### PROBLEM STATEMENT
State how many lines of the material below contain the word "delivering". Add nothing else.

### INPUT FOR THIS TASK
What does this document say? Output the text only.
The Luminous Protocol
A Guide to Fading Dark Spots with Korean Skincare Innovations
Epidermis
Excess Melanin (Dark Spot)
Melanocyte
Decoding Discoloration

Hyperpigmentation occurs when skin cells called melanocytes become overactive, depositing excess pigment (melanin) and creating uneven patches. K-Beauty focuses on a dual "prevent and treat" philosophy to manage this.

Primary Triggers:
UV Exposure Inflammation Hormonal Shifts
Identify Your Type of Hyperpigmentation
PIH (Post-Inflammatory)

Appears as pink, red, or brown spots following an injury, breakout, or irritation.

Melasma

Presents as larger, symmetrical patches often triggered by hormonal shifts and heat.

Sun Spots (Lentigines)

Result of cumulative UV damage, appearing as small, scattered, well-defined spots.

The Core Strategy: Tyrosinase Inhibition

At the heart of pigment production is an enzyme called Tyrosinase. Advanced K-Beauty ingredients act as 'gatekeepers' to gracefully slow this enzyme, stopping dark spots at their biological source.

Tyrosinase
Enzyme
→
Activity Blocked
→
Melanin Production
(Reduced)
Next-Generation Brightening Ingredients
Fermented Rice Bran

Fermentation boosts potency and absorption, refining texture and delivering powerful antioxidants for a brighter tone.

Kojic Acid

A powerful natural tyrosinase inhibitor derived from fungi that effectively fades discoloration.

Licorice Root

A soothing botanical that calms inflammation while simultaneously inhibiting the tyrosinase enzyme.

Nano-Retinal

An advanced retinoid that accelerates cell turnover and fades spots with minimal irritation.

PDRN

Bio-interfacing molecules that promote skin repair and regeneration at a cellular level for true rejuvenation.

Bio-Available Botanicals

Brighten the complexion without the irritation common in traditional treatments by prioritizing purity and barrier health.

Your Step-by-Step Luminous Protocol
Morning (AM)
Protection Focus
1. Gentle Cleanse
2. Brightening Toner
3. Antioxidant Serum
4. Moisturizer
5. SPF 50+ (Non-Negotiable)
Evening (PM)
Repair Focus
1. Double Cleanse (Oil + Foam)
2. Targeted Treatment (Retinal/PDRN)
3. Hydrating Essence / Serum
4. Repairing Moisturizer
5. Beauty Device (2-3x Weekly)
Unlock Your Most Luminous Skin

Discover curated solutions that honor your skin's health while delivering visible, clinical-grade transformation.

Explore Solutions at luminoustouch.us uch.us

### TASK SOLUTION
2